**TASK ITEM A**
From the article on the "Wall Street" sequel, transcribe the part that opens with the words containing "With the nation" and closes with "producing the sequel.".
**TASK ITEM B**
Please rewrite the paragraph of the "Wall Street" sequel article that begins "The logline is being kept under wraps" in a single shorter sentence that keeps its main facts.
**TASK ITEM C**
According to the article on the "Wall Street" sequel, what will Michael Douglas base his decision to return as Gordon Gekko on? Answer in one to three sentences.

**TEXT FOR ANALYSIS**
# # #

Fox moves on 'Wall St.' sequel
Allan Loeb to write 'Money Never Sleeps'
Source: Hollywood Reporter

With the nation keeping an eye on the see-sawing stock market, Fox is ready to revisit if greed is indeed good by pushing anew with its "Wall Street" sequel, titled "Money Never Sleeps."

Allan Loeb has been tapped to write the script in what is being described as a page one rewrite.

The logline is being kept under wraps, though it will feature the character of Gordon Gekko, the corporate raider character immortalized by Michael Douglas in the 1987 Oliver Stone film.

Douglas, who won an Oscar for the role, is interested in reprising the character but will make his decision of whether to return based on the script.

Ed Pressman, who produced the original, is producing the sequel.

Loeb, repped by CAA, wrote "Things We Lost in the Fire" and "21" and created the TV show "New Amsterdam."
"Don't think about making art, just get it done. Let everyone else decide if it's good or bad, whether they love it or hate it. While they are deciding, make even more art." - Andy Warhol


Skeleton FilmWorks

MacGuffin

Oliver Stone in for Fox's 'Wall Street' follow-up
Allan Loeb hired to rewrite long-developing project
Source: Hollywood Reporter

Wall Street's all the rage again -- literally. And Oliver Stone has decided he has more to say about it.

# # #

Document understanding data
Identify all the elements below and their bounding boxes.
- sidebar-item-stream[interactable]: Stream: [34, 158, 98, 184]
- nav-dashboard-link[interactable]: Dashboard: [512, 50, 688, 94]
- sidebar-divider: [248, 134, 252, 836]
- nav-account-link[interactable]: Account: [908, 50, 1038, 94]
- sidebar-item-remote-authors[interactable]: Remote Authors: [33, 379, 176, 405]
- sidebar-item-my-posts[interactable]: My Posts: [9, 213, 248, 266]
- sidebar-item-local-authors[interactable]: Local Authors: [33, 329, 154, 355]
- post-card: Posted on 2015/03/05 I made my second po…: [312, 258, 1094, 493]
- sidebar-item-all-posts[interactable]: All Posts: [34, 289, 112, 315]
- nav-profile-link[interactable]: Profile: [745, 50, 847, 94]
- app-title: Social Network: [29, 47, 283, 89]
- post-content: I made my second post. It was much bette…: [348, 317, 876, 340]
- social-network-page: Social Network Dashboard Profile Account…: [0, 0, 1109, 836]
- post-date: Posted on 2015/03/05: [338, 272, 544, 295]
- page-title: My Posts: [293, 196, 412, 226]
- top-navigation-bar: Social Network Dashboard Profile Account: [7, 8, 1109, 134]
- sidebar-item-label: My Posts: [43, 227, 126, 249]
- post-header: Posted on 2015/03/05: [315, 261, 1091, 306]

# # #

**EXPECTED OUTPUT A**
With the nation keeping an eye on the see-sawing stock market, Fox is ready to revisit if greed is indeed good by pushing anew with its "Wall Street" sequel, titled "Money Never Sleeps."

Allan Loeb has been tapped to write the script in what is being described as a page one rewrite.

The logline is being kept under wraps, though it will feature the character of Gordon Gekko, the corporate raider character immortalized by Michael Douglas in the 1987 Oliver Stone film.

Douglas, who won an Oscar for the role, is interested in reprising the character but will make his decision of whether to return based on the script.

Ed Pressman, who produced the original, is producing the sequel.

**EXPECTED OUTPUT B**
The sequel's plot summary is secret, but it will include Gordon Gekko, the corporate raider Michael Douglas made famous in Oliver Stone's 1987 film.

**EXPECTED OUTPUT C**
Douglas is interested in playing Gordon Gekko again. He will base his decision to return on the script.